**Exercise instructions**
Go through the listing and pick out each line with the word "range" in it.

**Supplied data**

------

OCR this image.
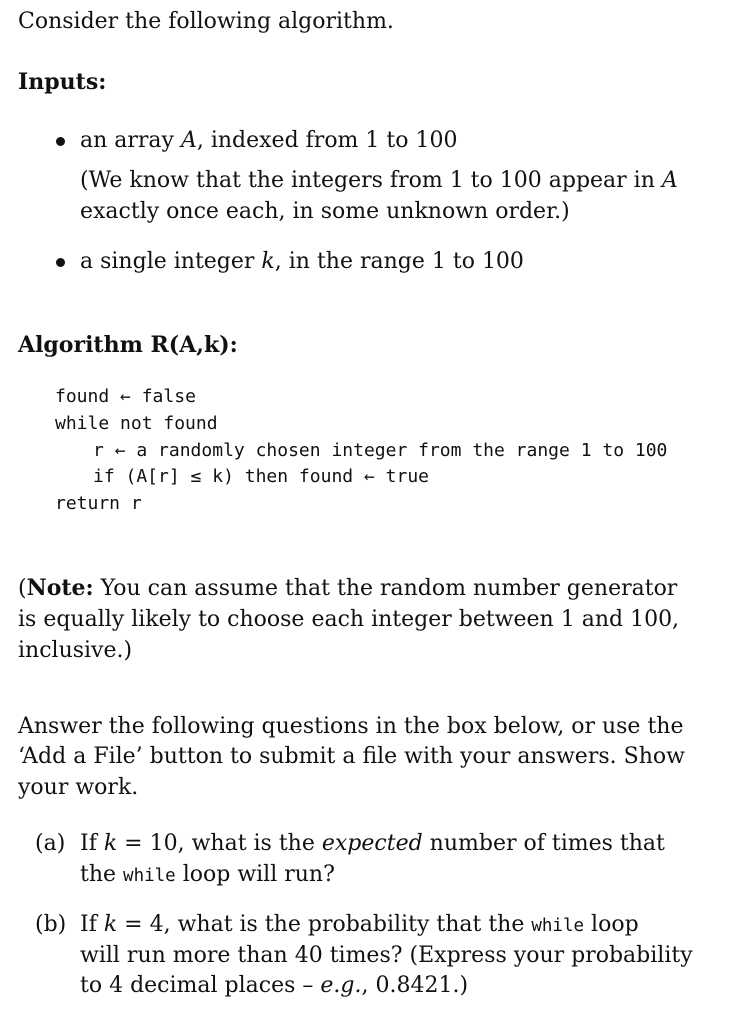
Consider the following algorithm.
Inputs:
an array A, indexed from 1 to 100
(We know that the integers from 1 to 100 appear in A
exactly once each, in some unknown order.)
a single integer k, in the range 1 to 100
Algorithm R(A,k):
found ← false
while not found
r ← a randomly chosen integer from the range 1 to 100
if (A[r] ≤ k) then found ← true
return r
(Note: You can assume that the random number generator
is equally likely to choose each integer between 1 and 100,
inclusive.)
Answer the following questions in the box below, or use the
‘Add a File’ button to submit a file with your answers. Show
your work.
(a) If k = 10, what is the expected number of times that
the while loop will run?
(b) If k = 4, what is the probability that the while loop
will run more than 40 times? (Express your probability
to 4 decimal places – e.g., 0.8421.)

------

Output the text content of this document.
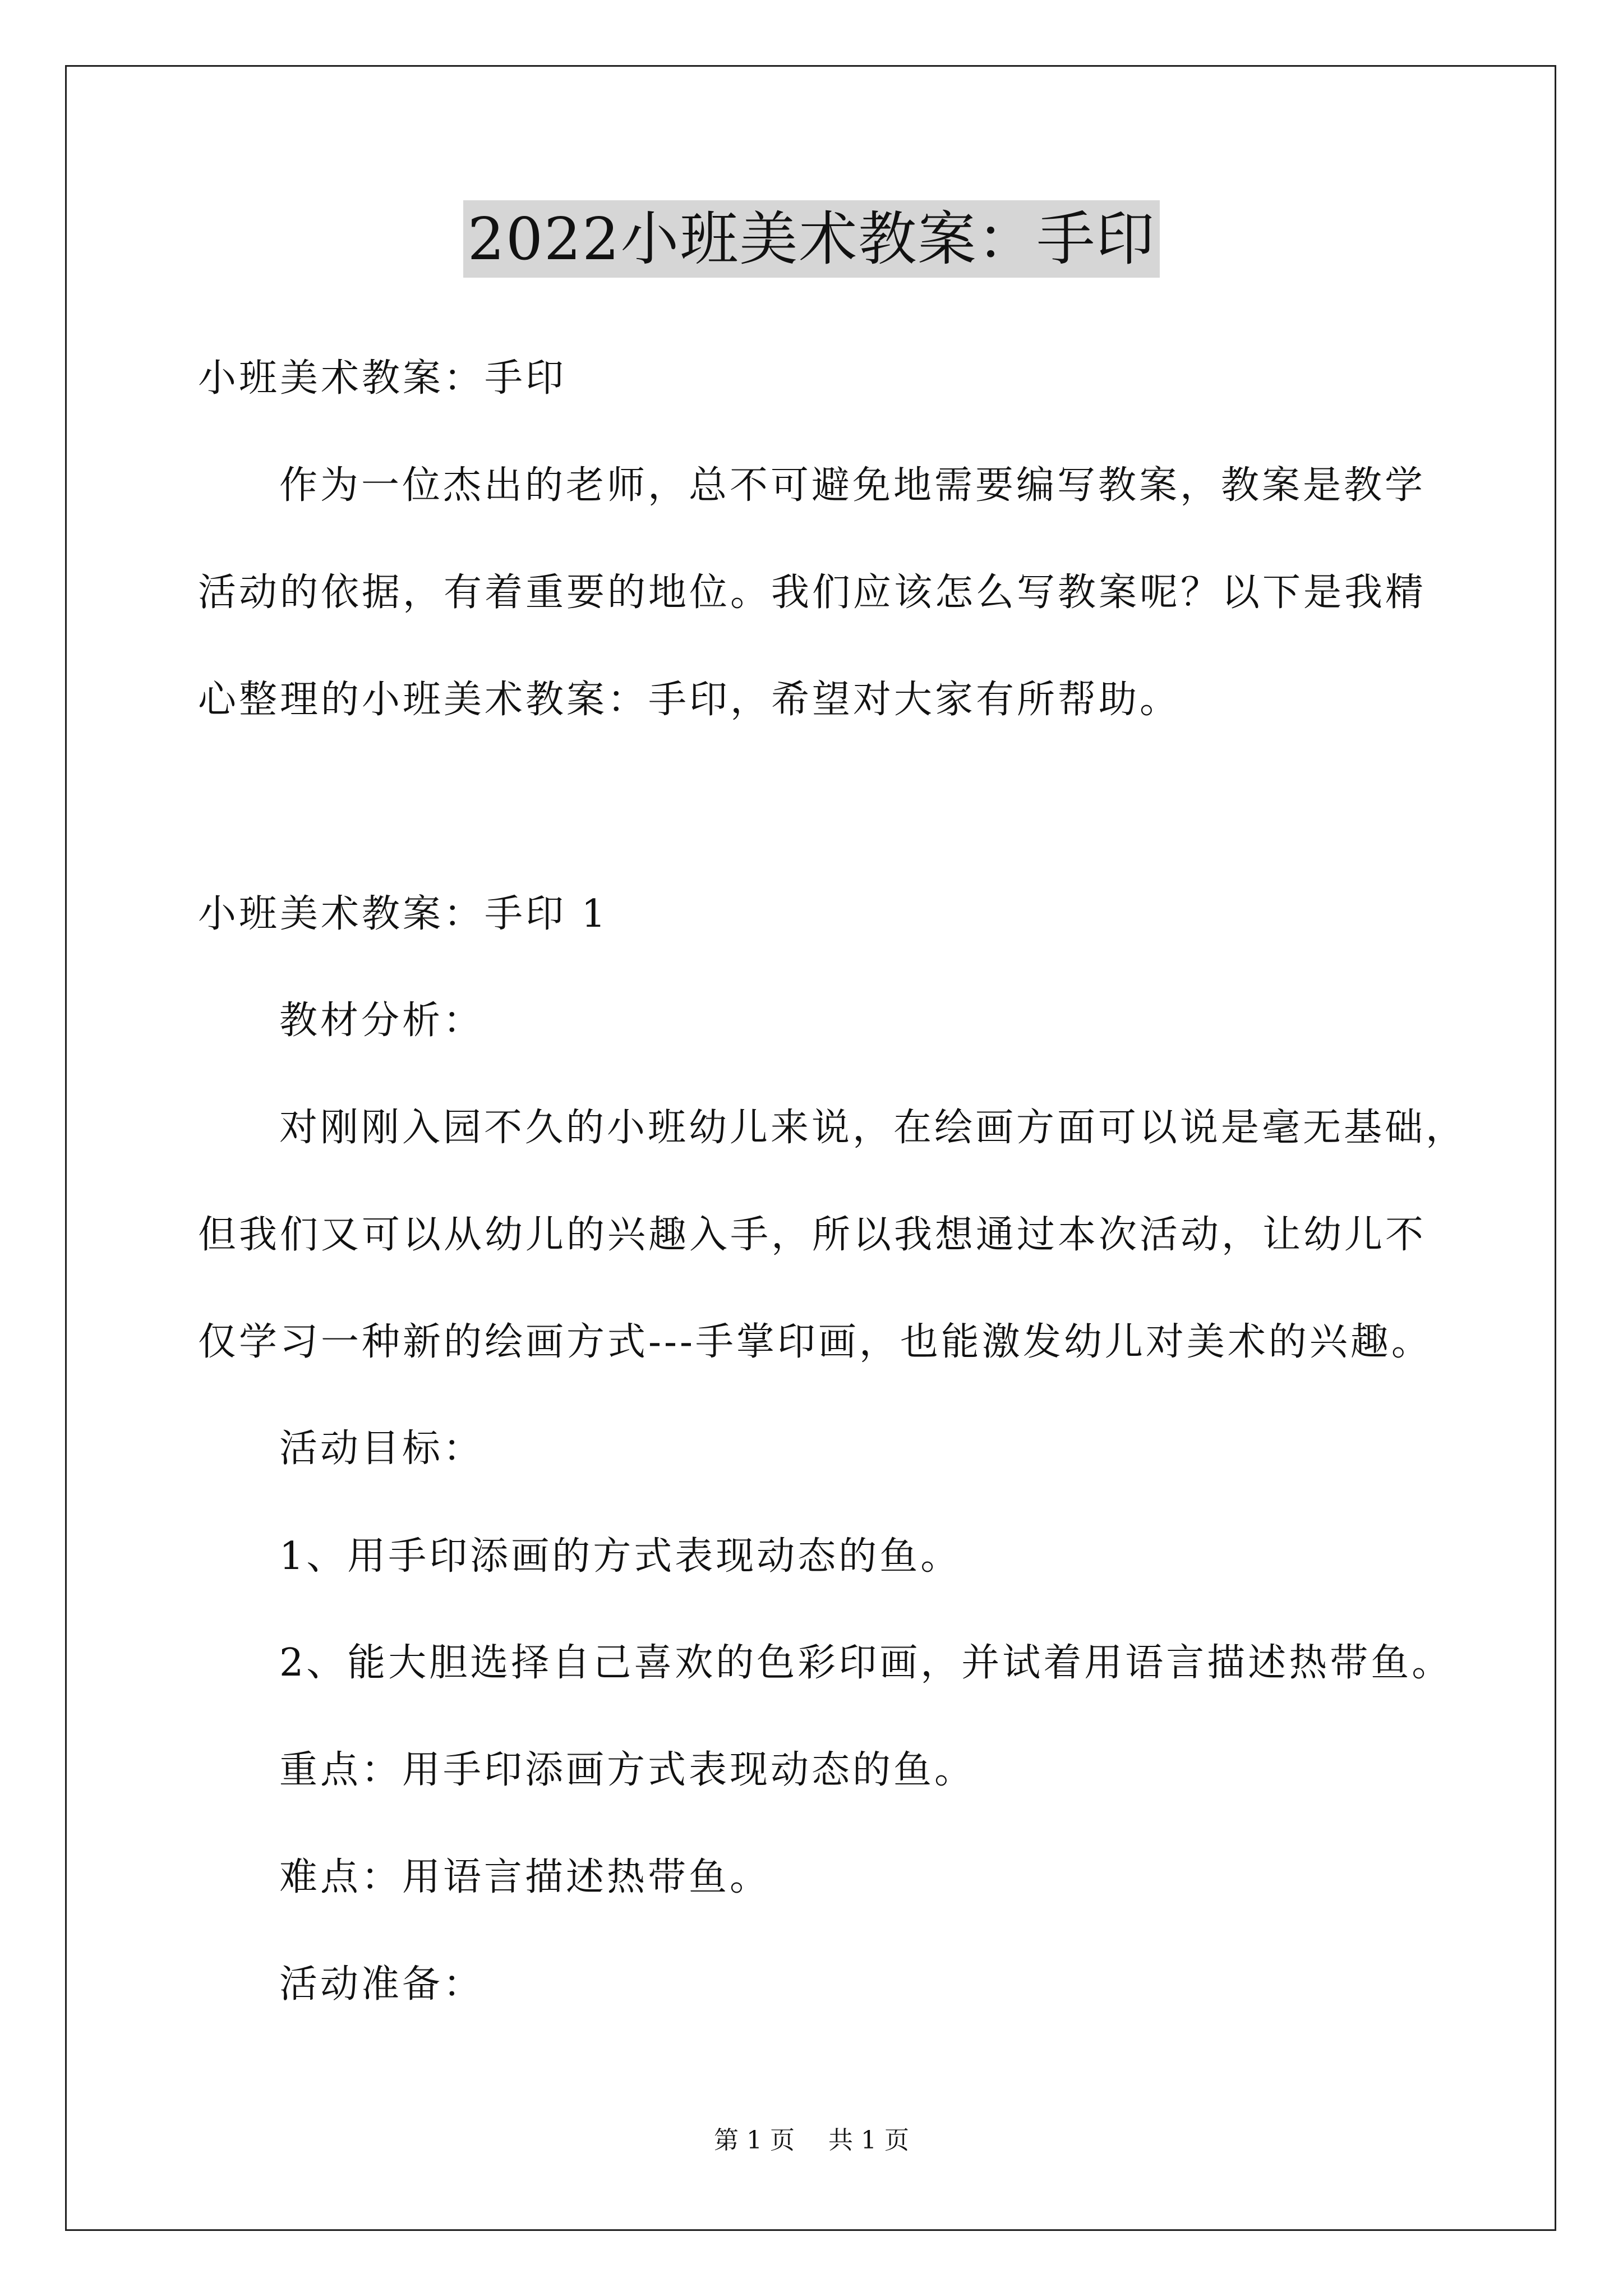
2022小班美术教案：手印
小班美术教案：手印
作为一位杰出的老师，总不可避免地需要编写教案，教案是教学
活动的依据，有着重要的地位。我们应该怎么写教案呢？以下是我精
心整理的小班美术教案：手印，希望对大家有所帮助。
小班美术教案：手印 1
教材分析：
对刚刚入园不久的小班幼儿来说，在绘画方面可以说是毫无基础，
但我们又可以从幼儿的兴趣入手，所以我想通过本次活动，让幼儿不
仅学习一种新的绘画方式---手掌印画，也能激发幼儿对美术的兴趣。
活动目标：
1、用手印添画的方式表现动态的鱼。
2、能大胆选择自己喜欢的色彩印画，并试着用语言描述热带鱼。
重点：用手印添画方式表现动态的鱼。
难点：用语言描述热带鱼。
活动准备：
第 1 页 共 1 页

------

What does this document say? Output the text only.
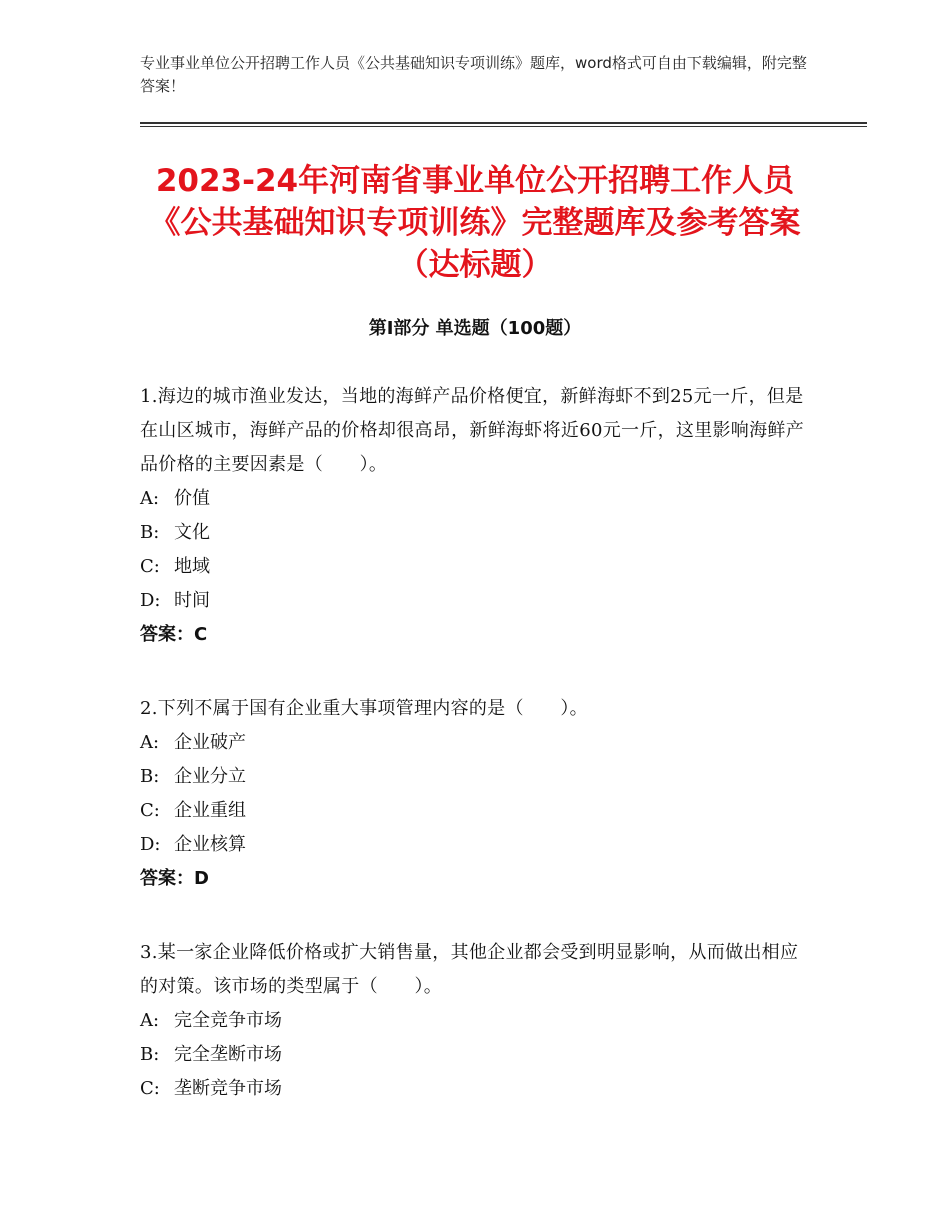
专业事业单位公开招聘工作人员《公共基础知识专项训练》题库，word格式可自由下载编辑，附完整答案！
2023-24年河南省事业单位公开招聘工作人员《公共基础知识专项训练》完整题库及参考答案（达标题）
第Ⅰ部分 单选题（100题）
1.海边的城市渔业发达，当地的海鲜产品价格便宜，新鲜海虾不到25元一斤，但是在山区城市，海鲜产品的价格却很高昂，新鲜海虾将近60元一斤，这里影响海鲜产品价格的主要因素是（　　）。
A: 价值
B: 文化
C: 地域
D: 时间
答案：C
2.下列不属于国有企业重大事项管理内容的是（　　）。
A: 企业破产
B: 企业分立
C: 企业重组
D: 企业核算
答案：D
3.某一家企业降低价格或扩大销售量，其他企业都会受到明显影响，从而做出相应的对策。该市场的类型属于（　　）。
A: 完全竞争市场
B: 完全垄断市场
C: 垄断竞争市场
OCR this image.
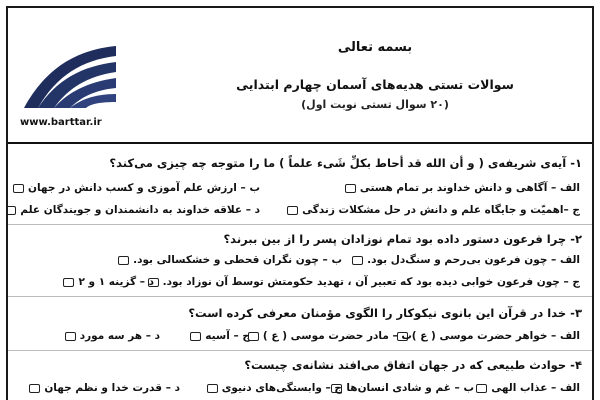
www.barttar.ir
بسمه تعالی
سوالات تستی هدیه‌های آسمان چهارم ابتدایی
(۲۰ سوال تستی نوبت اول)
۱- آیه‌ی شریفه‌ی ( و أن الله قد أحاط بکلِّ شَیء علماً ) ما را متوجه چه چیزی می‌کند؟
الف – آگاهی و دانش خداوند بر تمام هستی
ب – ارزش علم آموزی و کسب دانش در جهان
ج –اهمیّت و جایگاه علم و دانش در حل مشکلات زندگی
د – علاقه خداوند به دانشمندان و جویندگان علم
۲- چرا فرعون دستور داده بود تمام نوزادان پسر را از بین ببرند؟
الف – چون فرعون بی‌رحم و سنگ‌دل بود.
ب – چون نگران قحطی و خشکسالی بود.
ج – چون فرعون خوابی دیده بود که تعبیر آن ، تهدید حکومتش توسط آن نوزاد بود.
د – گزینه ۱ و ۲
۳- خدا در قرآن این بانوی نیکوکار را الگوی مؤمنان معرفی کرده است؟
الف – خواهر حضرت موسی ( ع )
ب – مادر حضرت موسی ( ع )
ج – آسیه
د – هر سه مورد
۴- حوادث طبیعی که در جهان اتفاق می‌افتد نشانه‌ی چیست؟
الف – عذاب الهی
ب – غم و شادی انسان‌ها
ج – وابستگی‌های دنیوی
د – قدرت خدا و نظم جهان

------

**Expected answer**
a single integer k, in the range 1 to 100
r ← a randomly chosen integer from the range 1 to 100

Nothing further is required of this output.